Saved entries
-=-=-=-=-

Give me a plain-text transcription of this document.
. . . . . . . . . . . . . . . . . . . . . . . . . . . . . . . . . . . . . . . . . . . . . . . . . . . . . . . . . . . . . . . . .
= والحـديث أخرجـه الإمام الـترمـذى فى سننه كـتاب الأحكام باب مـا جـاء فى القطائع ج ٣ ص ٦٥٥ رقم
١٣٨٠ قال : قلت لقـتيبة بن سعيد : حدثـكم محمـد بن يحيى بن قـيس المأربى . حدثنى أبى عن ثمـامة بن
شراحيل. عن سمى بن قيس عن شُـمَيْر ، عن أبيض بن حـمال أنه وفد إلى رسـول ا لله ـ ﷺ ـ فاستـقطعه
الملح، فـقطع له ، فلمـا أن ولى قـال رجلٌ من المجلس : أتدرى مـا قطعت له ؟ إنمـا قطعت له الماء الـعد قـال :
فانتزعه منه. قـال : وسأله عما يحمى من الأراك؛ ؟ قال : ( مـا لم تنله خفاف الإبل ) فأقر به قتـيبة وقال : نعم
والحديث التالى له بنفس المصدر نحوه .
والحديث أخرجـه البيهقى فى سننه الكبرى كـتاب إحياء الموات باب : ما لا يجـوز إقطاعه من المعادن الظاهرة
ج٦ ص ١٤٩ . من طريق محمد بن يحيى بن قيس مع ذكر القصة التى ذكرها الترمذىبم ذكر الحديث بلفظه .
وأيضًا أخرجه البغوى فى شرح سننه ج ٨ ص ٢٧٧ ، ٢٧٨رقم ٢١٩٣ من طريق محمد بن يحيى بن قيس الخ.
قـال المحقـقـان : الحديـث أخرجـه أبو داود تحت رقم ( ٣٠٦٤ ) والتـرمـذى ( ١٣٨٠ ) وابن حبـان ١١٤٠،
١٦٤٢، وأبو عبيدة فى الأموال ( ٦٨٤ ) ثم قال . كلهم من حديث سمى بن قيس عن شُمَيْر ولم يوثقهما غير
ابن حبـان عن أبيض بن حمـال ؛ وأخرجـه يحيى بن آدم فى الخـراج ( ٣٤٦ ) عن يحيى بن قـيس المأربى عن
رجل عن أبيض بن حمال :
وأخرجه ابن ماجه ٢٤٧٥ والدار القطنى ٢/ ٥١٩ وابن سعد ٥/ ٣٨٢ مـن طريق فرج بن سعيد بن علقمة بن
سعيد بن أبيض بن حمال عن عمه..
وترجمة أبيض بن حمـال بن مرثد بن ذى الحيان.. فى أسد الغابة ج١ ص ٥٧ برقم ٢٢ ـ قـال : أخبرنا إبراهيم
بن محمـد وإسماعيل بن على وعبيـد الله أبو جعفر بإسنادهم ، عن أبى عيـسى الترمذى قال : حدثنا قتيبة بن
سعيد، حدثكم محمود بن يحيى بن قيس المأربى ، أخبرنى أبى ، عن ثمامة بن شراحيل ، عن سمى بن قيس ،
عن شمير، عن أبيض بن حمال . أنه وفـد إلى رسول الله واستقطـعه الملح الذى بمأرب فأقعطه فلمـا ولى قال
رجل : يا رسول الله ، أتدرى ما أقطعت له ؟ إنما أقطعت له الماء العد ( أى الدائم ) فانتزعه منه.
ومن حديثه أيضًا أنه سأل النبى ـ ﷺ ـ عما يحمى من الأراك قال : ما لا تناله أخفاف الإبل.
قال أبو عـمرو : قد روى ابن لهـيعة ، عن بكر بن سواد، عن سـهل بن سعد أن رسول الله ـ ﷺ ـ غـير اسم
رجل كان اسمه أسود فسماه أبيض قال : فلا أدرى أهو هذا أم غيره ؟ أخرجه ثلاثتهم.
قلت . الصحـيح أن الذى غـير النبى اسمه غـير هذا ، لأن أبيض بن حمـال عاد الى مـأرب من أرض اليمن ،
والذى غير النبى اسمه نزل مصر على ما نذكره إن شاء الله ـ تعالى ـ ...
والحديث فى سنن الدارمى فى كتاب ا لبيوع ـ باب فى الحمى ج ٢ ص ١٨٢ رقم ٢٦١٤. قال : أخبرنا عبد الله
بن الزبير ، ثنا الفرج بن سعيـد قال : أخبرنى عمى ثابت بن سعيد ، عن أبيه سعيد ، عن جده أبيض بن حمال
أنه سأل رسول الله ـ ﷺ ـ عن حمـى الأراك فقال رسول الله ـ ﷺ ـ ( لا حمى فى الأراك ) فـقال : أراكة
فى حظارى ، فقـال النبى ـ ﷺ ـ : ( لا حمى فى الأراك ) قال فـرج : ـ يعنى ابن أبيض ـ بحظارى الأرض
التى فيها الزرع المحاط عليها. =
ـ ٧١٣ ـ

-=-=-=-=-

**Task goal**
From the listing above, copy every line that includes the word "طريق".

**Result of this task**
ج٦ ص ١٤٩ . من طريق محمد بن يحيى بن قيس مع ذكر القصة التى ذكرها الترمذىبم ذكر الحديث بلفظه .
وأيضًا أخرجه البغوى فى شرح سننه ج ٨ ص ٢٧٧ ، ٢٧٨رقم ٢١٩٣ من طريق محمد بن يحيى بن قيس الخ.
وأخرجه ابن ماجه ٢٤٧٥ والدار القطنى ٢/ ٥١٩ وابن سعد ٥/ ٣٨٢ مـن طريق فرج بن سعيد بن علقمة بن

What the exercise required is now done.